= WHAT IS BEING ASKED =
Wherever the word "坚持党的全面领导" turns up in a line of the entries, copy that line.

##### RECORDS

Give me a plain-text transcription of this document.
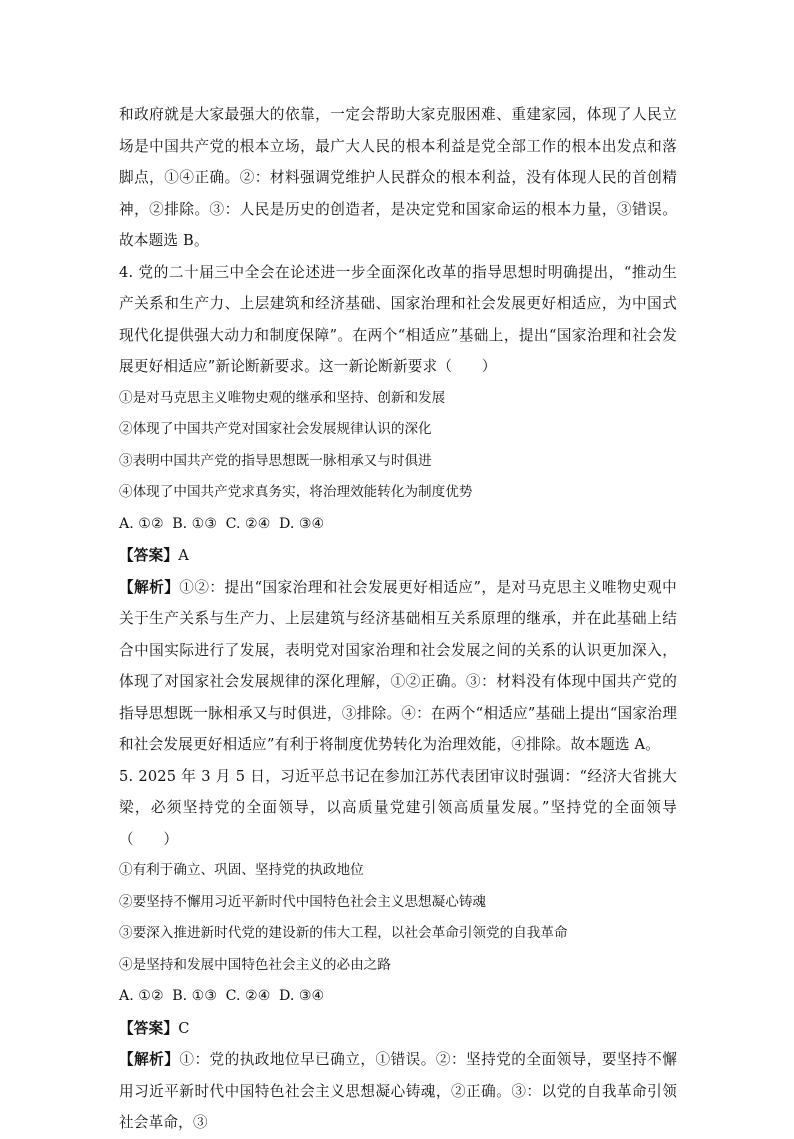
和政府就是大家最强大的依靠，一定会帮助大家克服困难、重建家园，体现了人民立场是中国共产党的根本立场，最广大人民的根本利益是党全部工作的根本出发点和落脚点，①④正确。②：材料强调党维护人民群众的根本利益，没有体现人民的首创精神，②排除。③：人民是历史的创造者，是决定党和国家命运的根本力量，③错误。故本题选 B。
4. 党的二十届三中全会在论述进一步全面深化改革的指导思想时明确提出，“推动生产关系和生产力、上层建筑和经济基础、国家治理和社会发展更好相适应，为中国式现代化提供强大动力和制度保障”。在两个“相适应”基础上，提出“国家治理和社会发展更好相适应”新论断新要求。这一新论断新要求（　　）
①是对马克思主义唯物史观的继承和坚持、创新和发展
②体现了中国共产党对国家社会发展规律认识的深化
③表明中国共产党的指导思想既一脉相承又与时俱进
④体现了中国共产党求真务实，将治理效能转化为制度优势
A. ①② B. ①③ C. ②④ D. ③④
【答案】A
【解析】①②：提出“国家治理和社会发展更好相适应”，是对马克思主义唯物史观中关于生产关系与生产力、上层建筑与经济基础相互关系原理的继承，并在此基础上结合中国实际进行了发展，表明党对国家治理和社会发展之间的关系的认识更加深入，体现了对国家社会发展规律的深化理解，①②正确。③：材料没有体现中国共产党的指导思想既一脉相承又与时俱进，③排除。④：在两个“相适应”基础上提出“国家治理和社会发展更好相适应”有利于将制度优势转化为治理效能，④排除。故本题选 A。
5. 2025 年 3 月 5 日，习近平总书记在参加江苏代表团审议时强调：“经济大省挑大梁，必须坚持党的全面领导，以高质量党建引领高质量发展。”坚持党的全面领导（　　）
①有利于确立、巩固、坚持党的执政地位
②要坚持不懈用习近平新时代中国特色社会主义思想凝心铸魂
③要深入推进新时代党的建设新的伟大工程，以社会革命引领党的自我革命
④是坚持和发展中国特色社会主义的必由之路
A. ①② B. ①③ C. ②④ D. ③④
【答案】C
【解析】①：党的执政地位早已确立，①错误。②：坚持党的全面领导，要坚持不懈用习近平新时代中国特色社会主义思想凝心铸魂，②正确。③：以党的自我革命引领社会革命，③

##########

= TASK RESULT =
5. 2025 年 3 月 5 日，习近平总书记在参加江苏代表团审议时强调：“经济大省挑大梁，必须坚持党的全面领导，以高质量党建引领高质量发展。”坚持党的全面领导（　　）
【解析】①：党的执政地位早已确立，①错误。②：坚持党的全面领导，要坚持不懈用习近平新时代中国特色社会主义思想凝心铸魂，②正确。③：以党的自我革命引领社会革命，③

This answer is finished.